■ **Task statement**:
Can all of these lines be returned exactly?

Source data:
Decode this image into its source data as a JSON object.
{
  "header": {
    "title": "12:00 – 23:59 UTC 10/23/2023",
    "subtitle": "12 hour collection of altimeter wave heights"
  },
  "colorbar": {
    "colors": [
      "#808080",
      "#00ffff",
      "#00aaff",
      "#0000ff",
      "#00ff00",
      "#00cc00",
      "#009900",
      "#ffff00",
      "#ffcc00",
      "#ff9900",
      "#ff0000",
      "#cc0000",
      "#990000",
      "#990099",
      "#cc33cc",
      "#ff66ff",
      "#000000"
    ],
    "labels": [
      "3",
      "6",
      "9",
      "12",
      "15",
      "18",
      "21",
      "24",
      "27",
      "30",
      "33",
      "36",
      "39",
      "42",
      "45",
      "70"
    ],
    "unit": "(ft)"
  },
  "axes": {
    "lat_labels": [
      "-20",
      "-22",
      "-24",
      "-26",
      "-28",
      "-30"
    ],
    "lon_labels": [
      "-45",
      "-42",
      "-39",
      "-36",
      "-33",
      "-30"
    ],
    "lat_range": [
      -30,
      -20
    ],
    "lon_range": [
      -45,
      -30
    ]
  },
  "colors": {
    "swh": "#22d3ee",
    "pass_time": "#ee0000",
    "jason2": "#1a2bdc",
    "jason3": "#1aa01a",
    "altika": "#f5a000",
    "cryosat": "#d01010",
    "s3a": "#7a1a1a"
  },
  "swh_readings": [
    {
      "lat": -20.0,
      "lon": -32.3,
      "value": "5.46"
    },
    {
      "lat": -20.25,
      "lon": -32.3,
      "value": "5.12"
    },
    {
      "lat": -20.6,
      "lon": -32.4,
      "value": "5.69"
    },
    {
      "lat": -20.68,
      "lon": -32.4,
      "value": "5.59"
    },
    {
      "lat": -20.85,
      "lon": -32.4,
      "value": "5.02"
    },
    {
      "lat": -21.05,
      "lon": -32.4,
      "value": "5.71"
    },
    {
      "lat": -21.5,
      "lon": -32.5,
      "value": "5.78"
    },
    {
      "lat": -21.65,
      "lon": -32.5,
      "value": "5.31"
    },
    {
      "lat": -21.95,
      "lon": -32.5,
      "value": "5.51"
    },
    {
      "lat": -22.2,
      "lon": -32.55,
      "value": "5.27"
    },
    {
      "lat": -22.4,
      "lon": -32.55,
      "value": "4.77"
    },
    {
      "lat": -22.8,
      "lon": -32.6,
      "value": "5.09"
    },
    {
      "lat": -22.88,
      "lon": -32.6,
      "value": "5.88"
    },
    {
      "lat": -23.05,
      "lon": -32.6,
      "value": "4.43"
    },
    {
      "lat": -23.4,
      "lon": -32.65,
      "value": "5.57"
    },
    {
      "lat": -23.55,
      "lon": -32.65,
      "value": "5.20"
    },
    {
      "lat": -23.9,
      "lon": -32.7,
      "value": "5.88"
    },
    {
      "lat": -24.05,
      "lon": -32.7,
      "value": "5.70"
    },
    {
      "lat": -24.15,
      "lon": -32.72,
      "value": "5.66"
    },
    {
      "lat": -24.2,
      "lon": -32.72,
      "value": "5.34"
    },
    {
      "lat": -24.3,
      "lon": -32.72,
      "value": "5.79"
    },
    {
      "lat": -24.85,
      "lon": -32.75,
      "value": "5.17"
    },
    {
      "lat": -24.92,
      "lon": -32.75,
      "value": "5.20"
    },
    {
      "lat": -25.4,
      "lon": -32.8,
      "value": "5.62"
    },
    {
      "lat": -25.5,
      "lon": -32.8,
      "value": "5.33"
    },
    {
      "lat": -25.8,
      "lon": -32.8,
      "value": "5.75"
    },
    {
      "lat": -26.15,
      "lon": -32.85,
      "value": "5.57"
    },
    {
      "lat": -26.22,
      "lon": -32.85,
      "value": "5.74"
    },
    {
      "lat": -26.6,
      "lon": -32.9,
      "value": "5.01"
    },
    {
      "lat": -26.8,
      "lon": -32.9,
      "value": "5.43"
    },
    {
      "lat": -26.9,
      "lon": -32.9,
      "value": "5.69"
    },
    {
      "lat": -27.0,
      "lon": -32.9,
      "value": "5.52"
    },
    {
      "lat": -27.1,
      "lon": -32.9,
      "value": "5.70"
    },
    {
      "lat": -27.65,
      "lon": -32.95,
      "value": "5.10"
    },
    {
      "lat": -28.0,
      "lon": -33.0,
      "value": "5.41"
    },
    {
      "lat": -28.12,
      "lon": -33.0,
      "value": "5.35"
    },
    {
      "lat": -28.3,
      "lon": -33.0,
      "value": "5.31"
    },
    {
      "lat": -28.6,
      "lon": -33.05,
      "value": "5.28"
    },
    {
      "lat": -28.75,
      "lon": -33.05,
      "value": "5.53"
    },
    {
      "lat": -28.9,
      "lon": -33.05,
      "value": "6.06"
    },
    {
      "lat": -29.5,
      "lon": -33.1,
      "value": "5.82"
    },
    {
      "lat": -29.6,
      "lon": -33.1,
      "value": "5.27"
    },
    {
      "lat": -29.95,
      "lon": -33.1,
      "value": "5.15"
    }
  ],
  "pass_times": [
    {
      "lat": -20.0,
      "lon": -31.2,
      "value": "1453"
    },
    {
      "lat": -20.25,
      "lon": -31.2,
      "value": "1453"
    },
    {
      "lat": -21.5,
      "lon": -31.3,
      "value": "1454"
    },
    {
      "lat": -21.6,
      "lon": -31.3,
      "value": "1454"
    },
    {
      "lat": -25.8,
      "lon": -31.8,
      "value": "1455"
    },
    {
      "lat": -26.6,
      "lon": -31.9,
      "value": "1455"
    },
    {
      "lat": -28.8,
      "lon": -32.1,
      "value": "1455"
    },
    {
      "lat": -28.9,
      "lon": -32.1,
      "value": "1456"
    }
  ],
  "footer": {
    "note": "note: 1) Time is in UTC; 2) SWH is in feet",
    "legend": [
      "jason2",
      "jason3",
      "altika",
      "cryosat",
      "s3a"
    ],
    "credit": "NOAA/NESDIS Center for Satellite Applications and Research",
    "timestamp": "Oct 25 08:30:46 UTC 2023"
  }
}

■ **Response below**:
Decode this image into its source data as a JSON object.
{
  "header": {
    "title": "12:00 – 23:59 UTC 10/23/2023",
    "subtitle": "12 hour collection of altimeter wave heights"
  },
  "colorbar": {
    "colors": [
      "#808080",
      "#00ffff",
      "#00aaff",
      "#0000ff",
      "#00ff00",
      "#00cc00",
      "#009900",
      "#ffff00",
      "#ffcc00",
      "#ff9900",
      "#ff0000",
      "#cc0000",
      "#990000",
      "#990099",
      "#cc33cc",
      "#ff66ff",
      "#000000"
    ],
    "labels": [
      "3",
      "6",
      "9",
      "12",
      "15",
      "18",
      "21",
      "24",
      "27",
      "30",
      "33",
      "36",
      "39",
      "42",
      "45",
      "70"
    ],
    "unit": "(ft)"
  },
  "axes": {
    "lat_labels": [
      "-20",
      "-22",
      "-24",
      "-26",
      "-28",
      "-30"
    ],
    "lon_labels": [
      "-45",
      "-42",
      "-39",
      "-36",
      "-33",
      "-30"
    ],
    "lat_range": [
      -30,
      -20
    ],
    "lon_range": [
      -45,
      -30
    ]
  },
  "colors": {
    "swh": "#22d3ee",
    "pass_time": "#ee0000",
    "jason2": "#1a2bdc",
    "jason3": "#1aa01a",
    "altika": "#f5a000",
    "cryosat": "#d01010",
    "s3a": "#7a1a1a"
  },
  "swh_readings": [
    {
      "lat": -20.0,
      "lon": -32.3,
      "value": "5.46"
    },
    {
      "lat": -20.25,
      "lon": -32.3,
      "value": "5.12"
    },
    {
      "lat": -20.6,
      "lon": -32.4,
      "value": "5.69"
    },
    {
      "lat": -20.68,
      "lon": -32.4,
      "value": "5.59"
    },
    {
      "lat": -20.85,
      "lon": -32.4,
      "value": "5.02"
    },
    {
      "lat": -21.05,
      "lon": -32.4,
      "value": "5.71"
    },
    {
      "lat": -21.5,
      "lon": -32.5,
      "value": "5.78"
    },
    {
      "lat": -21.65,
      "lon": -32.5,
      "value": "5.31"
    },
    {
      "lat": -21.95,
      "lon": -32.5,
      "value": "5.51"
    },
    {
      "lat": -22.2,
      "lon": -32.55,
      "value": "5.27"
    },
    {
      "lat": -22.4,
      "lon": -32.55,
      "value": "4.77"
    },
    {
      "lat": -22.8,
      "lon": -32.6,
      "value": "5.09"
    },
    {
      "lat": -22.88,
      "lon": -32.6,
      "value": "5.88"
    },
    {
      "lat": -23.05,
      "lon": -32.6,
      "value": "4.43"
    },
    {
      "lat": -23.4,
      "lon": -32.65,
      "value": "5.57"
    },
    {
      "lat": -23.55,
      "lon": -32.65,
      "value": "5.20"
    },
    {
      "lat": -23.9,
      "lon": -32.7,
      "value": "5.88"
    },
    {
      "lat": -24.05,
      "lon": -32.7,
      "value": "5.70"
    },
    {
      "lat": -24.15,
      "lon": -32.72,
      "value": "5.66"
    },
    {
      "lat": -24.2,
      "lon": -32.72,
      "value": "5.34"
    },
    {
      "lat": -24.3,
      "lon": -32.72,
      "value": "5.79"
    },
    {
      "lat": -24.85,
      "lon": -32.75,
      "value": "5.17"
    },
    {
      "lat": -24.92,
      "lon": -32.75,
      "value": "5.20"
    },
    {
      "lat": -25.4,
      "lon": -32.8,
      "value": "5.62"
    },
    {
      "lat": -25.5,
      "lon": -32.8,
      "value": "5.33"
    },
    {
      "lat": -25.8,
      "lon": -32.8,
      "value": "5.75"
    },
    {
      "lat": -26.15,
      "lon": -32.85,
      "value": "5.57"
    },
    {
      "lat": -26.22,
      "lon": -32.85,
      "value": "5.74"
    },
    {
      "lat": -26.6,
      "lon": -32.9,
      "value": "5.01"
    },
    {
      "lat": -26.8,
      "lon": -32.9,
      "value": "5.43"
    },
    {
      "lat": -26.9,
      "lon": -32.9,
      "value": "5.69"
    },
    {
      "lat": -27.0,
      "lon": -32.9,
      "value": "5.52"
    },
    {
      "lat": -27.1,
      "lon": -32.9,
      "value": "5.70"
    },
    {
      "lat": -27.65,
      "lon": -32.95,
      "value": "5.10"
    },
    {
      "lat": -28.0,
      "lon": -33.0,
      "value": "5.41"
    },
    {
      "lat": -28.12,
      "lon": -33.0,
      "value": "5.35"
    },
    {
      "lat": -28.3,
      "lon": -33.0,
      "value": "5.31"
    },
    {
      "lat": -28.6,
      "lon": -33.05,
      "value": "5.28"
    },
    {
      "lat": -28.75,
      "lon": -33.05,
      "value": "5.53"
    },
    {
      "lat": -28.9,
      "lon": -33.05,
      "value": "6.06"
    },
    {
      "lat": -29.5,
      "lon": -33.1,
      "value": "5.82"
    },
    {
      "lat": -29.6,
      "lon": -33.1,
      "value": "5.27"
    },
    {
      "lat": -29.95,
      "lon": -33.1,
      "value": "5.15"
    }
  ],
  "pass_times": [
    {
      "lat": -20.0,
      "lon": -31.2,
      "value": "1453"
    },
    {
      "lat": -20.25,
      "lon": -31.2,
      "value": "1453"
    },
    {
      "lat": -21.5,
      "lon": -31.3,
      "value": "1454"
    },
    {
      "lat": -21.6,
      "lon": -31.3,
      "value": "1454"
    },
    {
      "lat": -25.8,
      "lon": -31.8,
      "value": "1455"
    },
    {
      "lat": -26.6,
      "lon": -31.9,
      "value": "1455"
    },
    {
      "lat": -28.8,
      "lon": -32.1,
      "value": "1455"
    },
    {
      "lat": -28.9,
      "lon": -32.1,
      "value": "1456"
    }
  ],
  "footer": {
    "note": "note: 1) Time is in UTC; 2) SWH is in feet",
    "legend": [
      "jason2",
      "jason3",
      "altika",
      "cryosat",
      "s3a"
    ],
    "credit": "NOAA/NESDIS Center for Satellite Applications and Research",
    "timestamp": "Oct 25 08:30:46 UTC 2023"
  }
}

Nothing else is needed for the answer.